EXERCISE DIRECTIONS »
Return the records word for word. Any pictures in them are not part of the copy.

GIVEN INFORMATION »
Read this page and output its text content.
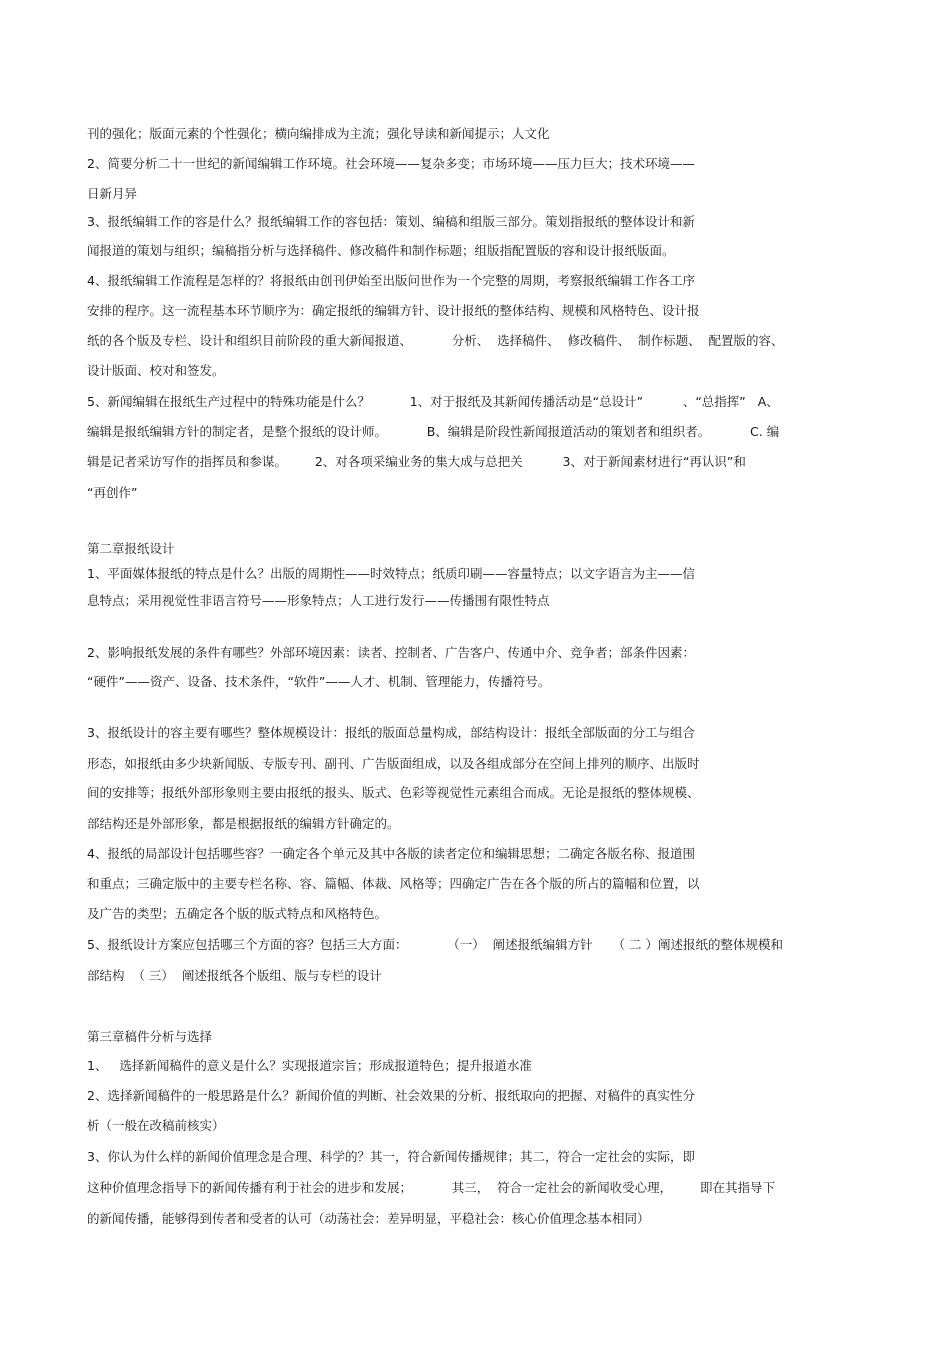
刊的强化；版面元素的个性强化；横向编排成为主流；强化导读和新闻提示；人文化
2、简要分析二十一世纪的新闻编辑工作环境。社会环境——复杂多变；市场环境——压力巨大；技术环境——
日新月异
3、报纸编辑工作的容是什么？报纸编辑工作的容包括：策划、编稿和组版三部分。策划指报纸的整体设计和新
闻报道的策划与组织；编稿指分析与选择稿件、修改稿件和制作标题；组版指配置版的容和设计报纸版面。
4、报纸编辑工作流程是怎样的？将报纸由创刊伊始至出版问世作为一个完整的周期，考察报纸编辑工作各工序
安排的程序。这一流程基本环节顺序为：确定报纸的编辑方针、设计报纸的整体结构、规模和风格特色、设计报
纸的各个版及专栏、设计和组织目前阶段的重大新闻报道、          分析、  选择稿件、  修改稿件、  制作标题、  配置版的容、
设计版面、校对和签发。
5、新闻编辑在报纸生产过程中的特殊功能是什么？          1、对于报纸及其新闻传播活动是“总设计”          、“总指挥”   A、
编辑是报纸编辑方针的制定者，是整个报纸的设计师。          B、编辑是阶段性新闻报道活动的策划者和组织者。          C. 编
辑是记者采访写作的指挥员和参谋。       2、对各项采编业务的集大成与总把关          3、对于新闻素材进行“再认识”和
“再创作”
第二章报纸设计
1、平面媒体报纸的特点是什么？出版的周期性——时效特点；纸质印刷——容量特点；以文字语言为主——信
息特点；采用视觉性非语言符号——形象特点；人工进行发行——传播围有限性特点
2、影响报纸发展的条件有哪些？外部环境因素：读者、控制者、广告客户、传通中介、竞争者；部条件因素：
“硬件”——资产、设备、技术条件，“软件”——人才、机制、管理能力，传播符号。
3、报纸设计的容主要有哪些？整体规模设计：报纸的版面总量构成，部结构设计：报纸全部版面的分工与组合
形态，如报纸由多少块新闻版、专版专刊、副刊、广告版面组成，以及各组成部分在空间上排列的顺序、出版时
间的安排等；报纸外部形象则主要由报纸的报头、版式、色彩等视觉性元素组合而成。无论是报纸的整体规模、
部结构还是外部形象，都是根据报纸的编辑方针确定的。
4、报纸的局部设计包括哪些容？一确定各个单元及其中各版的读者定位和编辑思想；二确定各版名称、报道围
和重点；三确定版中的主要专栏名称、容、篇幅、体裁、风格等；四确定广告在各个版的所占的篇幅和位置，以
及广告的类型；五确定各个版的版式特点和风格特色。
5、报纸设计方案应包括哪三个方面的容？包括三大方面：          （一）  阐述报纸编辑方针     （ 二 ）阐述报纸的整体规模和
部结构  （ 三）  阐述报纸各个版组、版与专栏的设计
第三章稿件分析与选择
1、   选择新闻稿件的意义是什么？实现报道宗旨；形成报道特色；提升报道水准
2、选择新闻稿件的一般思路是什么？新闻价值的判断、社会效果的分析、报纸取向的把握、对稿件的真实性分
析（一般在改稿前核实）
3、你认为什么样的新闻价值理念是合理、科学的？其一，符合新闻传播规律；其二，符合一定社会的实际，即
这种价值理念指导下的新闻传播有利于社会的进步和发展；          其三，  符合一定社会的新闻收受心理，       即在其指导下
的新闻传播，能够得到传者和受者的认可（动荡社会：差异明显，平稳社会：核心价值理念基本相同）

FULL OUTPUT »
Read this page and output its text content.
刊的强化；版面元素的个性强化；横向编排成为主流；强化导读和新闻提示；人文化
2、简要分析二十一世纪的新闻编辑工作环境。社会环境——复杂多变；市场环境——压力巨大；技术环境——
日新月异
3、报纸编辑工作的容是什么？报纸编辑工作的容包括：策划、编稿和组版三部分。策划指报纸的整体设计和新
闻报道的策划与组织；编稿指分析与选择稿件、修改稿件和制作标题；组版指配置版的容和设计报纸版面。
4、报纸编辑工作流程是怎样的？将报纸由创刊伊始至出版问世作为一个完整的周期，考察报纸编辑工作各工序
安排的程序。这一流程基本环节顺序为：确定报纸的编辑方针、设计报纸的整体结构、规模和风格特色、设计报
纸的各个版及专栏、设计和组织目前阶段的重大新闻报道、          分析、  选择稿件、  修改稿件、  制作标题、  配置版的容、
设计版面、校对和签发。
5、新闻编辑在报纸生产过程中的特殊功能是什么？          1、对于报纸及其新闻传播活动是“总设计”          、“总指挥”   A、
编辑是报纸编辑方针的制定者，是整个报纸的设计师。          B、编辑是阶段性新闻报道活动的策划者和组织者。          C. 编
辑是记者采访写作的指挥员和参谋。       2、对各项采编业务的集大成与总把关          3、对于新闻素材进行“再认识”和
“再创作”
第二章报纸设计
1、平面媒体报纸的特点是什么？出版的周期性——时效特点；纸质印刷——容量特点；以文字语言为主——信
息特点；采用视觉性非语言符号——形象特点；人工进行发行——传播围有限性特点
2、影响报纸发展的条件有哪些？外部环境因素：读者、控制者、广告客户、传通中介、竞争者；部条件因素：
“硬件”——资产、设备、技术条件，“软件”——人才、机制、管理能力，传播符号。
3、报纸设计的容主要有哪些？整体规模设计：报纸的版面总量构成，部结构设计：报纸全部版面的分工与组合
形态，如报纸由多少块新闻版、专版专刊、副刊、广告版面组成，以及各组成部分在空间上排列的顺序、出版时
间的安排等；报纸外部形象则主要由报纸的报头、版式、色彩等视觉性元素组合而成。无论是报纸的整体规模、
部结构还是外部形象，都是根据报纸的编辑方针确定的。
4、报纸的局部设计包括哪些容？一确定各个单元及其中各版的读者定位和编辑思想；二确定各版名称、报道围
和重点；三确定版中的主要专栏名称、容、篇幅、体裁、风格等；四确定广告在各个版的所占的篇幅和位置，以
及广告的类型；五确定各个版的版式特点和风格特色。
5、报纸设计方案应包括哪三个方面的容？包括三大方面：          （一）  阐述报纸编辑方针     （ 二 ）阐述报纸的整体规模和
部结构  （ 三）  阐述报纸各个版组、版与专栏的设计
第三章稿件分析与选择
1、   选择新闻稿件的意义是什么？实现报道宗旨；形成报道特色；提升报道水准
2、选择新闻稿件的一般思路是什么？新闻价值的判断、社会效果的分析、报纸取向的把握、对稿件的真实性分
析（一般在改稿前核实）
3、你认为什么样的新闻价值理念是合理、科学的？其一，符合新闻传播规律；其二，符合一定社会的实际，即
这种价值理念指导下的新闻传播有利于社会的进步和发展；          其三，  符合一定社会的新闻收受心理，       即在其指导下
的新闻传播，能够得到传者和受者的认可（动荡社会：差异明显，平稳社会：核心价值理念基本相同）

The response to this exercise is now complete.